WHAT YOU WILL DO: Quote all entries in full, exactly.

EXTRACTED DATA start

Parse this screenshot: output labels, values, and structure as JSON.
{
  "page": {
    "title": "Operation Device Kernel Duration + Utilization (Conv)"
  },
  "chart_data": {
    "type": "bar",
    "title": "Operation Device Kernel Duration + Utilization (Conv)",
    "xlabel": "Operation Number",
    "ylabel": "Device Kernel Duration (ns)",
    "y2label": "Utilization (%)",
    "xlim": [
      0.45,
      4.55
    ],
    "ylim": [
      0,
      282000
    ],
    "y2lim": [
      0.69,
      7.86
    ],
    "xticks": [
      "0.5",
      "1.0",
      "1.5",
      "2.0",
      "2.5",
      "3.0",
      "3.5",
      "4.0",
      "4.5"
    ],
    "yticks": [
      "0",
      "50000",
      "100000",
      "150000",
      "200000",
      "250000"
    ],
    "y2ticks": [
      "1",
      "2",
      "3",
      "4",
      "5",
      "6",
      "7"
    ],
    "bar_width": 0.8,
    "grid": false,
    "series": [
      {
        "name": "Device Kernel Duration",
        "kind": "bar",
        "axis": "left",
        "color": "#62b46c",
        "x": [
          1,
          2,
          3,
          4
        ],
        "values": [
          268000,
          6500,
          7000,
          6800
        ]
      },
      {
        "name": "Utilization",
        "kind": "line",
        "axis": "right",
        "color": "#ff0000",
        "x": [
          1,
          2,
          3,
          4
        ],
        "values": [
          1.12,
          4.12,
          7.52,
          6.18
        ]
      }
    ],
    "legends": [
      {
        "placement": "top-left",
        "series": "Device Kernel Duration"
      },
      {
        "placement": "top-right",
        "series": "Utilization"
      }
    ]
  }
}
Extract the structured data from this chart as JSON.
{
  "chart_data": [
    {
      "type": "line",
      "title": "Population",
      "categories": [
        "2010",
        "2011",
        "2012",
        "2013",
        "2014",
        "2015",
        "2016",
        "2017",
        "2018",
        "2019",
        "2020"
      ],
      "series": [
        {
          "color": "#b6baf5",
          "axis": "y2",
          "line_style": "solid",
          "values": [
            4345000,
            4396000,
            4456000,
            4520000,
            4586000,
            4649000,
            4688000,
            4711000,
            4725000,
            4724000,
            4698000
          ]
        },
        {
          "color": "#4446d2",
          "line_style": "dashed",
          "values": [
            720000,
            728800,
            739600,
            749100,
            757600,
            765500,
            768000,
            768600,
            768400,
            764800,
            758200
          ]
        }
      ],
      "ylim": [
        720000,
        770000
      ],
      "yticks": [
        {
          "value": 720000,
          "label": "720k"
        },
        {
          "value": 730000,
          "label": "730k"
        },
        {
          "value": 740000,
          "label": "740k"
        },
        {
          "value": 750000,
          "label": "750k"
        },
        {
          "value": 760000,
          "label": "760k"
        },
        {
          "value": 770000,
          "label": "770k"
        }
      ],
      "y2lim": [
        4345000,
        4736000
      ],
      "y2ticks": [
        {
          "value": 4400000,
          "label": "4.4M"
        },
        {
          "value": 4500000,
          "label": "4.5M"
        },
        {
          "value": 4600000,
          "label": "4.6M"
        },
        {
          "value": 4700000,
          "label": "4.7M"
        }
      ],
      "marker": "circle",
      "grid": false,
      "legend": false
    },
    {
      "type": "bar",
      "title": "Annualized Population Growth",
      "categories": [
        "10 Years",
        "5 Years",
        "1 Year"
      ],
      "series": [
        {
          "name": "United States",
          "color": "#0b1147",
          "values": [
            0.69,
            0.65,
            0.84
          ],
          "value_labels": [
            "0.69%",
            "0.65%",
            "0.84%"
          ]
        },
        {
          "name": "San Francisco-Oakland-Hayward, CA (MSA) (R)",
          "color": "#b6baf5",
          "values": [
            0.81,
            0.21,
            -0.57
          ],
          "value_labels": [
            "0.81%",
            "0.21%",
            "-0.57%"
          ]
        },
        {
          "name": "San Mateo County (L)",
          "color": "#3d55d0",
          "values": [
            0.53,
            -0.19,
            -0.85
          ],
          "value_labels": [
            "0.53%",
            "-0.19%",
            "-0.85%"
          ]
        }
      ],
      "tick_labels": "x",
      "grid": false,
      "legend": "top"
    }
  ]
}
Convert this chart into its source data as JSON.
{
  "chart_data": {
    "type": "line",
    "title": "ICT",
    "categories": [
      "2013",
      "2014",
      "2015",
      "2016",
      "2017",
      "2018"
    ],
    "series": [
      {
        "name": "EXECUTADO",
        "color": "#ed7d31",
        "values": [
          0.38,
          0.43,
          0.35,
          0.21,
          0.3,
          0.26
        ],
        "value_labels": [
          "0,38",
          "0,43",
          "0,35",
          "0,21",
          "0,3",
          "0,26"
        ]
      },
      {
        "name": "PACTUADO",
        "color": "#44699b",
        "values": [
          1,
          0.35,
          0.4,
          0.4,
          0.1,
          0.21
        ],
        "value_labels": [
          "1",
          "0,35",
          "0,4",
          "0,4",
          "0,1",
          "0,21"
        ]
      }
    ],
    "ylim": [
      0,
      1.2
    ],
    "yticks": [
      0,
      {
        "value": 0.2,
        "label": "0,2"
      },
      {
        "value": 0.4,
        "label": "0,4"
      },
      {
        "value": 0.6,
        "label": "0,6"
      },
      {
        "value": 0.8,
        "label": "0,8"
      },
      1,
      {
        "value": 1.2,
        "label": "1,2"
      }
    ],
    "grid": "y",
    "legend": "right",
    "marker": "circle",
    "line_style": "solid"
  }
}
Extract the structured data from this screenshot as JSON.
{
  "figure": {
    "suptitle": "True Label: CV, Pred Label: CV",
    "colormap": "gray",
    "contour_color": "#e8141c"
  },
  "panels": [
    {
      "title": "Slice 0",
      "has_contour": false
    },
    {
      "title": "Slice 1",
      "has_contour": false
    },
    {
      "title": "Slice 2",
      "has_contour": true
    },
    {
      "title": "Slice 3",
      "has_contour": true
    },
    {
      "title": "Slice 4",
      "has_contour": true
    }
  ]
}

EXTRACTED DATA end

ANSWER TO THIS EXERCISE:
Parse this screenshot: output labels, values, and structure as JSON.
{
  "page": {
    "title": "Operation Device Kernel Duration + Utilization (Conv)"
  },
  "chart_data": {
    "type": "bar",
    "title": "Operation Device Kernel Duration + Utilization (Conv)",
    "xlabel": "Operation Number",
    "ylabel": "Device Kernel Duration (ns)",
    "y2label": "Utilization (%)",
    "xlim": [
      0.45,
      4.55
    ],
    "ylim": [
      0,
      282000
    ],
    "y2lim": [
      0.69,
      7.86
    ],
    "xticks": [
      "0.5",
      "1.0",
      "1.5",
      "2.0",
      "2.5",
      "3.0",
      "3.5",
      "4.0",
      "4.5"
    ],
    "yticks": [
      "0",
      "50000",
      "100000",
      "150000",
      "200000",
      "250000"
    ],
    "y2ticks": [
      "1",
      "2",
      "3",
      "4",
      "5",
      "6",
      "7"
    ],
    "bar_width": 0.8,
    "grid": false,
    "series": [
      {
        "name": "Device Kernel Duration",
        "kind": "bar",
        "axis": "left",
        "color": "#62b46c",
        "x": [
          1,
          2,
          3,
          4
        ],
        "values": [
          268000,
          6500,
          7000,
          6800
        ]
      },
      {
        "name": "Utilization",
        "kind": "line",
        "axis": "right",
        "color": "#ff0000",
        "x": [
          1,
          2,
          3,
          4
        ],
        "values": [
          1.12,
          4.12,
          7.52,
          6.18
        ]
      }
    ],
    "legends": [
      {
        "placement": "top-left",
        "series": "Device Kernel Duration"
      },
      {
        "placement": "top-right",
        "series": "Utilization"
      }
    ]
  }
}
Extract the structured data from this chart as JSON.
{
  "chart_data": [
    {
      "type": "line",
      "title": "Population",
      "categories": [
        "2010",
        "2011",
        "2012",
        "2013",
        "2014",
        "2015",
        "2016",
        "2017",
        "2018",
        "2019",
        "2020"
      ],
      "series": [
        {
          "color": "#b6baf5",
          "axis": "y2",
          "line_style": "solid",
          "values": [
            4345000,
            4396000,
            4456000,
            4520000,
            4586000,
            4649000,
            4688000,
            4711000,
            4725000,
            4724000,
            4698000
          ]
        },
        {
          "color": "#4446d2",
          "line_style": "dashed",
          "values": [
            720000,
            728800,
            739600,
            749100,
            757600,
            765500,
            768000,
            768600,
            768400,
            764800,
            758200
          ]
        }
      ],
      "ylim": [
        720000,
        770000
      ],
      "yticks": [
        {
          "value": 720000,
          "label": "720k"
        },
        {
          "value": 730000,
          "label": "730k"
        },
        {
          "value": 740000,
          "label": "740k"
        },
        {
          "value": 750000,
          "label": "750k"
        },
        {
          "value": 760000,
          "label": "760k"
        },
        {
          "value": 770000,
          "label": "770k"
        }
      ],
      "y2lim": [
        4345000,
        4736000
      ],
      "y2ticks": [
        {
          "value": 4400000,
          "label": "4.4M"
        },
        {
          "value": 4500000,
          "label": "4.5M"
        },
        {
          "value": 4600000,
          "label": "4.6M"
        },
        {
          "value": 4700000,
          "label": "4.7M"
        }
      ],
      "marker": "circle",
      "grid": false,
      "legend": false
    },
    {
      "type": "bar",
      "title": "Annualized Population Growth",
      "categories": [
        "10 Years",
        "5 Years",
        "1 Year"
      ],
      "series": [
        {
          "name": "United States",
          "color": "#0b1147",
          "values": [
            0.69,
            0.65,
            0.84
          ],
          "value_labels": [
            "0.69%",
            "0.65%",
            "0.84%"
          ]
        },
        {
          "name": "San Francisco-Oakland-Hayward, CA (MSA) (R)",
          "color": "#b6baf5",
          "values": [
            0.81,
            0.21,
            -0.57
          ],
          "value_labels": [
            "0.81%",
            "0.21%",
            "-0.57%"
          ]
        },
        {
          "name": "San Mateo County (L)",
          "color": "#3d55d0",
          "values": [
            0.53,
            -0.19,
            -0.85
          ],
          "value_labels": [
            "0.53%",
            "-0.19%",
            "-0.85%"
          ]
        }
      ],
      "tick_labels": "x",
      "grid": false,
      "legend": "top"
    }
  ]
}
Convert this chart into its source data as JSON.
{
  "chart_data": {
    "type": "line",
    "title": "ICT",
    "categories": [
      "2013",
      "2014",
      "2015",
      "2016",
      "2017",
      "2018"
    ],
    "series": [
      {
        "name": "EXECUTADO",
        "color": "#ed7d31",
        "values": [
          0.38,
          0.43,
          0.35,
          0.21,
          0.3,
          0.26
        ],
        "value_labels": [
          "0,38",
          "0,43",
          "0,35",
          "0,21",
          "0,3",
          "0,26"
        ]
      },
      {
        "name": "PACTUADO",
        "color": "#44699b",
        "values": [
          1,
          0.35,
          0.4,
          0.4,
          0.1,
          0.21
        ],
        "value_labels": [
          "1",
          "0,35",
          "0,4",
          "0,4",
          "0,1",
          "0,21"
        ]
      }
    ],
    "ylim": [
      0,
      1.2
    ],
    "yticks": [
      0,
      {
        "value": 0.2,
        "label": "0,2"
      },
      {
        "value": 0.4,
        "label": "0,4"
      },
      {
        "value": 0.6,
        "label": "0,6"
      },
      {
        "value": 0.8,
        "label": "0,8"
      },
      1,
      {
        "value": 1.2,
        "label": "1,2"
      }
    ],
    "grid": "y",
    "legend": "right",
    "marker": "circle",
    "line_style": "solid"
  }
}
Extract the structured data from this screenshot as JSON.
{
  "figure": {
    "suptitle": "True Label: CV, Pred Label: CV",
    "colormap": "gray",
    "contour_color": "#e8141c"
  },
  "panels": [
    {
      "title": "Slice 0",
      "has_contour": false
    },
    {
      "title": "Slice 1",
      "has_contour": false
    },
    {
      "title": "Slice 2",
      "has_contour": true
    },
    {
      "title": "Slice 3",
      "has_contour": true
    },
    {
      "title": "Slice 4",
      "has_contour": true
    }
  ]
}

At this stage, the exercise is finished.